Gather every line of the entries that includes the word "this".

[Items from a dataset]
——————

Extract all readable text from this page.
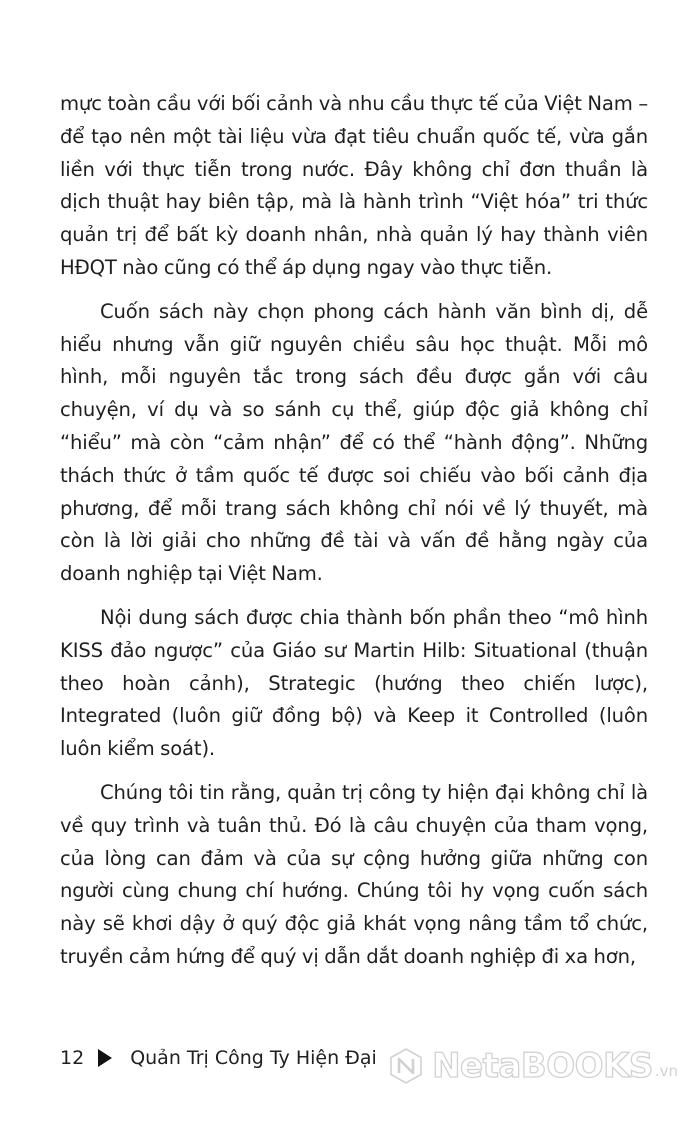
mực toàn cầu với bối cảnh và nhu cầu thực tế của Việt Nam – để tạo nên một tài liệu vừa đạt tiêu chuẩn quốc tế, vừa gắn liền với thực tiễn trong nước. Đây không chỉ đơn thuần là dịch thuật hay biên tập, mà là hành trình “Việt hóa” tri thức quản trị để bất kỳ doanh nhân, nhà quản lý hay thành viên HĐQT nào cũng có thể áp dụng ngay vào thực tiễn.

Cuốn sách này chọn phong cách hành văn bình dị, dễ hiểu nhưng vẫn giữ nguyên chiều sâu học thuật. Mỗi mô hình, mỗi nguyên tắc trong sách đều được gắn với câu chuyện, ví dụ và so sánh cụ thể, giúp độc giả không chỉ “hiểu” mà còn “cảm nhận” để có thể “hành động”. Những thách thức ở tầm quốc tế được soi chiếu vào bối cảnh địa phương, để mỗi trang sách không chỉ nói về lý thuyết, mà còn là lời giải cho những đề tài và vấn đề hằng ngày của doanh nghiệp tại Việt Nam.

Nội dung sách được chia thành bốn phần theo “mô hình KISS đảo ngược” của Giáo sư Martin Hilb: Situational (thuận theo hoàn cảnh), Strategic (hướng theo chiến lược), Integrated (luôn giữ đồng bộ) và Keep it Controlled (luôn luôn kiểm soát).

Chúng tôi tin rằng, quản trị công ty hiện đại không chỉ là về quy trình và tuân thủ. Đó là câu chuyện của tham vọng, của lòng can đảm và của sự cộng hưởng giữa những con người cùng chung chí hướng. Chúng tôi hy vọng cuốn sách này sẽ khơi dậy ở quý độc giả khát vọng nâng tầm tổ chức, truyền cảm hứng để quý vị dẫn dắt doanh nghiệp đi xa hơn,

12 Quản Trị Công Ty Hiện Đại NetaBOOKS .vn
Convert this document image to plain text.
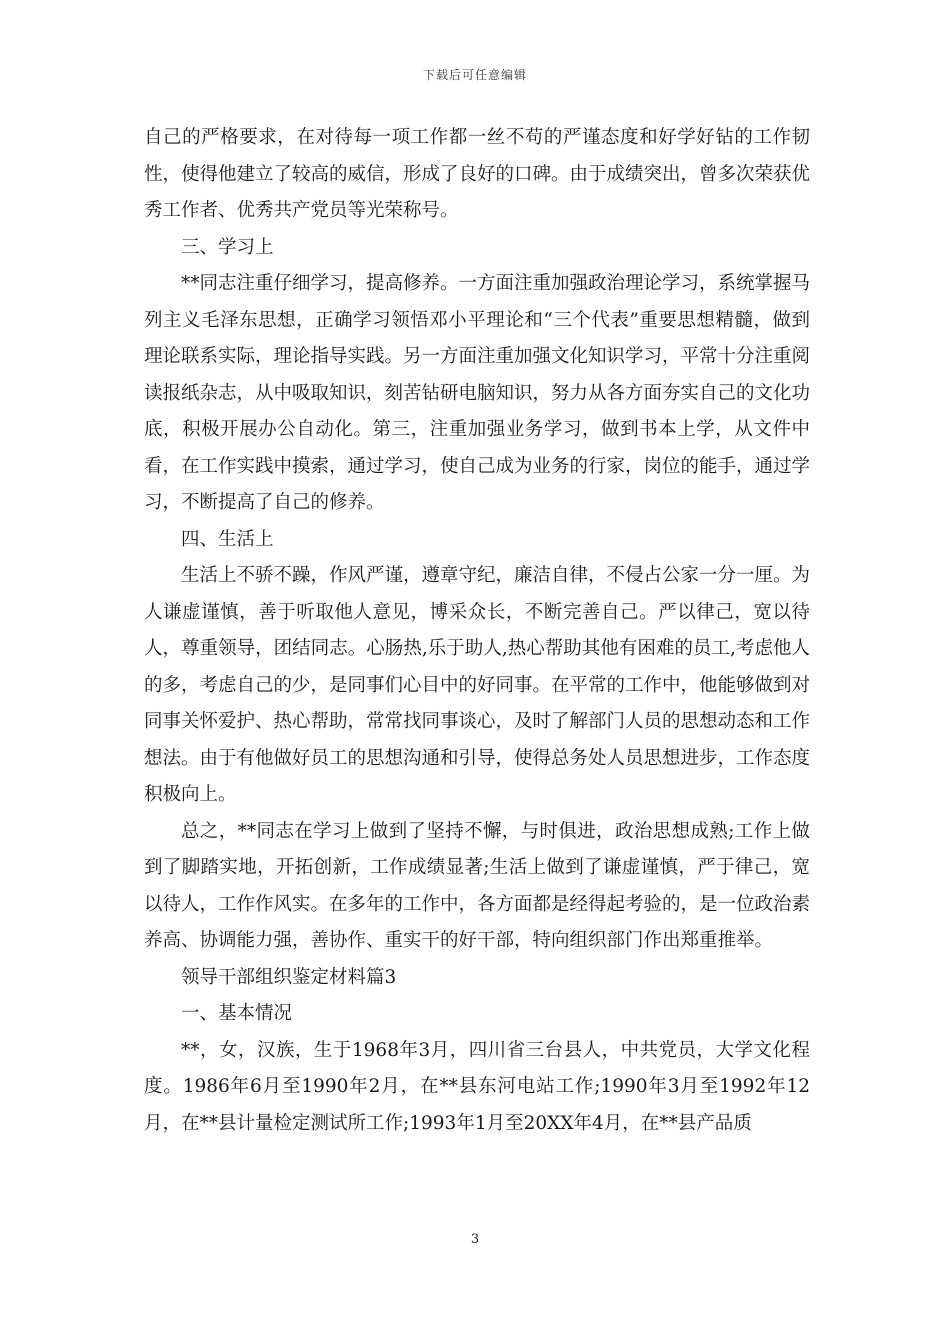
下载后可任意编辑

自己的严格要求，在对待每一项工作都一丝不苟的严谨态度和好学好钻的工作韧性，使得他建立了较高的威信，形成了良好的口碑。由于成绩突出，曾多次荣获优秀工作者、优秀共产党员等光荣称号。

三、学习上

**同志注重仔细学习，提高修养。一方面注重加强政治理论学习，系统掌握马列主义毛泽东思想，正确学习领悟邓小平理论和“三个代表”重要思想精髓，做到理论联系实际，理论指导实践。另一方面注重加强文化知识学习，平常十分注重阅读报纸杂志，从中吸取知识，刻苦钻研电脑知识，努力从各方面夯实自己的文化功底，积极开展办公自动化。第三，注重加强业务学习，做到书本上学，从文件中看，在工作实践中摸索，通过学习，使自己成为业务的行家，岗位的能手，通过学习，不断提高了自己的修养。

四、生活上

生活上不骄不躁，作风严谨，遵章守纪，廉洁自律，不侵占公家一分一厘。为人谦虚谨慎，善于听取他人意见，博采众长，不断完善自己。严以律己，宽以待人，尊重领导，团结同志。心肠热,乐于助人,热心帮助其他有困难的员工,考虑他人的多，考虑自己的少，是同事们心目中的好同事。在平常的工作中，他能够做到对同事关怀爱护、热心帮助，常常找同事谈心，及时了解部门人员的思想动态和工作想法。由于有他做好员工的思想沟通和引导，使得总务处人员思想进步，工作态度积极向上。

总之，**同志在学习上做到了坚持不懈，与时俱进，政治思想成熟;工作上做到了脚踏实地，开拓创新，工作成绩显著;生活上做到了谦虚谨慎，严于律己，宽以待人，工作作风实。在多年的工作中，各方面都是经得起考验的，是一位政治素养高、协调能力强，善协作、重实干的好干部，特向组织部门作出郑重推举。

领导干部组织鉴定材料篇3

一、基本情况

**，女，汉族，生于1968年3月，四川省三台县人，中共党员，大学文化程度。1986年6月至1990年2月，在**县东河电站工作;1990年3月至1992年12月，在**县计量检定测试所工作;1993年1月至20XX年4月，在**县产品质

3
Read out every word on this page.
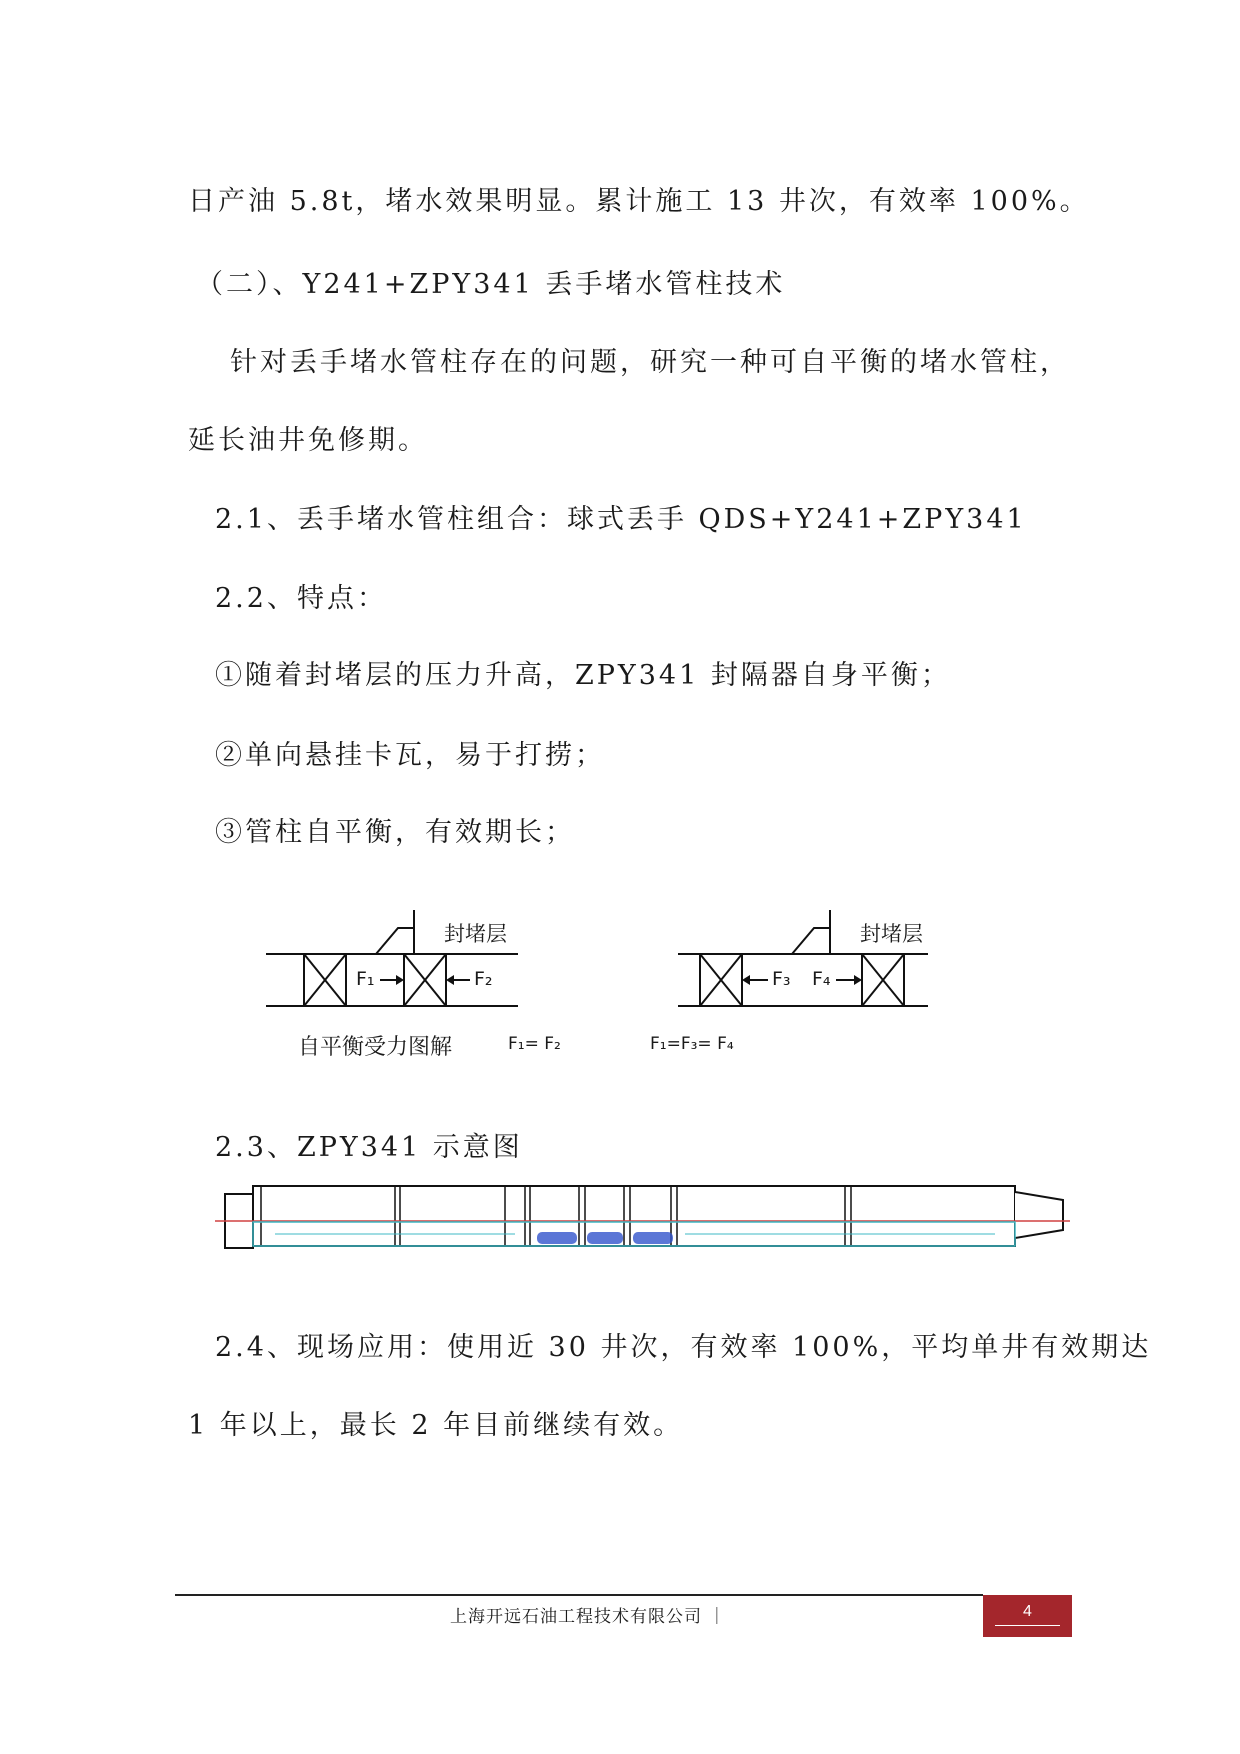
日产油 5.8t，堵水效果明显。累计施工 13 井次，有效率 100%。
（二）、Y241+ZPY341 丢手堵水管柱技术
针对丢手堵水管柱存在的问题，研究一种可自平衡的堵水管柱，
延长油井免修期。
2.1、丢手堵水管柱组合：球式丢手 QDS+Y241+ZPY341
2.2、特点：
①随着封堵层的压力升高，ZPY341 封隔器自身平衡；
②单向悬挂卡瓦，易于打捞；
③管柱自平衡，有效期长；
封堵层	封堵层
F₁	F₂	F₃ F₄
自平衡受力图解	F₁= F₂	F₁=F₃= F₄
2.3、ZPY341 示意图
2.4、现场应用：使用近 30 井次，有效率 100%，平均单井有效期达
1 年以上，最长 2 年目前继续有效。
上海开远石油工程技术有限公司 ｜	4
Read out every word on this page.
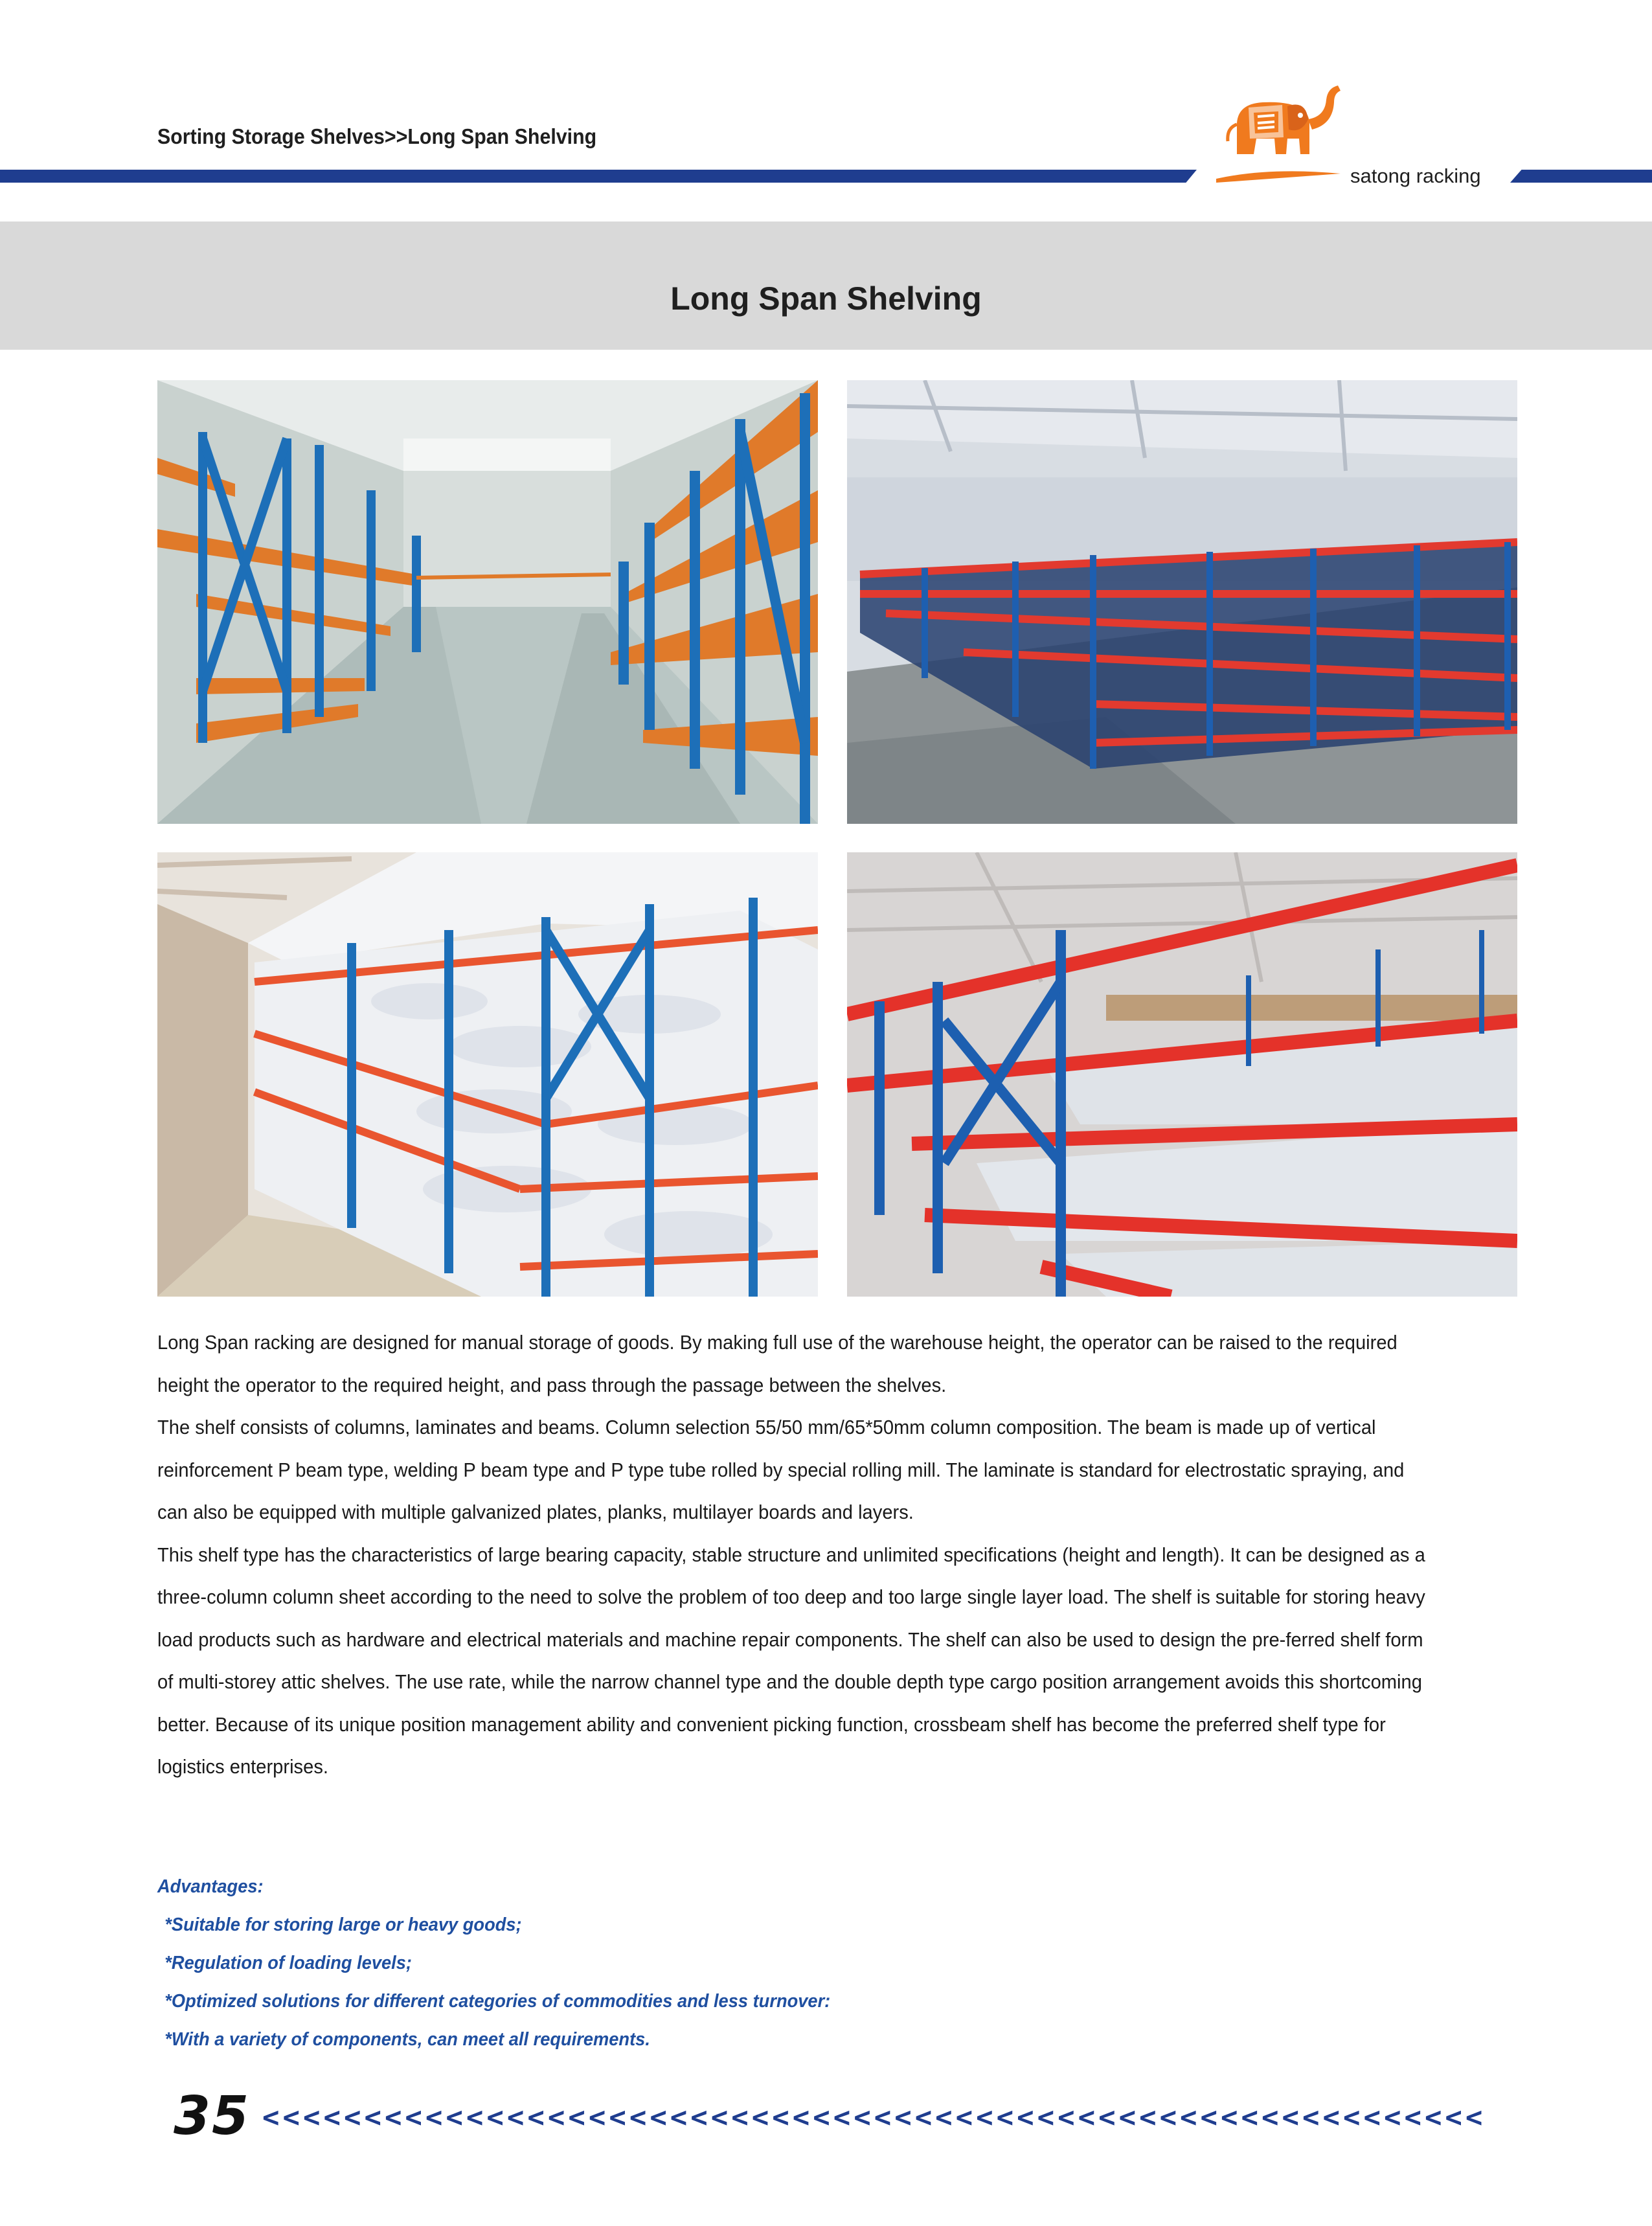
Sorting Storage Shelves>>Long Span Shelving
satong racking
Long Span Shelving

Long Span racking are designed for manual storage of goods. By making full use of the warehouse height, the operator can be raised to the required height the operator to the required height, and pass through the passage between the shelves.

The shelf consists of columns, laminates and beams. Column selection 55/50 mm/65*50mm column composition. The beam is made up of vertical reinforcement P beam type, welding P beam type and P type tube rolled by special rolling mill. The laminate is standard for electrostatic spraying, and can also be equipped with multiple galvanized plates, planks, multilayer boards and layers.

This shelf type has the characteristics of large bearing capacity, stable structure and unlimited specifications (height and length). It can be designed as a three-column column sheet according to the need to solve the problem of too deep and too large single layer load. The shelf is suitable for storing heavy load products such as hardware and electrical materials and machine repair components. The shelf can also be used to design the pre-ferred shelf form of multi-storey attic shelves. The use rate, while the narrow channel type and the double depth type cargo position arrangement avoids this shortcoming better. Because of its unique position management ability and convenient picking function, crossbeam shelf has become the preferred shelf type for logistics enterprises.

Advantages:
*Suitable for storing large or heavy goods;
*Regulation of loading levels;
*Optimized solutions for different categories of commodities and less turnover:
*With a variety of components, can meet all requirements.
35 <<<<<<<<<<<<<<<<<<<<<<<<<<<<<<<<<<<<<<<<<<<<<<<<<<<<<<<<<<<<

——————

The result
Extract all readable text from this page.
Convert this document image to plain text.
Read out every word on this page.
Read out every word on this page.
This shelf type has the characteristics of large bearing capacity, stable structure and unlimited specifications (height and length). It can be designed as a three-column column sheet according to the need to solve the problem of too deep and too large single layer load. The shelf is suitable for storing heavy load products such as hardware and electrical materials and machine repair components. The shelf can also be used to design the pre-ferred shelf form of multi-storey attic shelves. The use rate, while the narrow channel type and the double depth type cargo position arrangement avoids this shortcoming better. Because of its unique position management ability and convenient picking function, crossbeam shelf has become the preferred shelf type for logistics enterprises.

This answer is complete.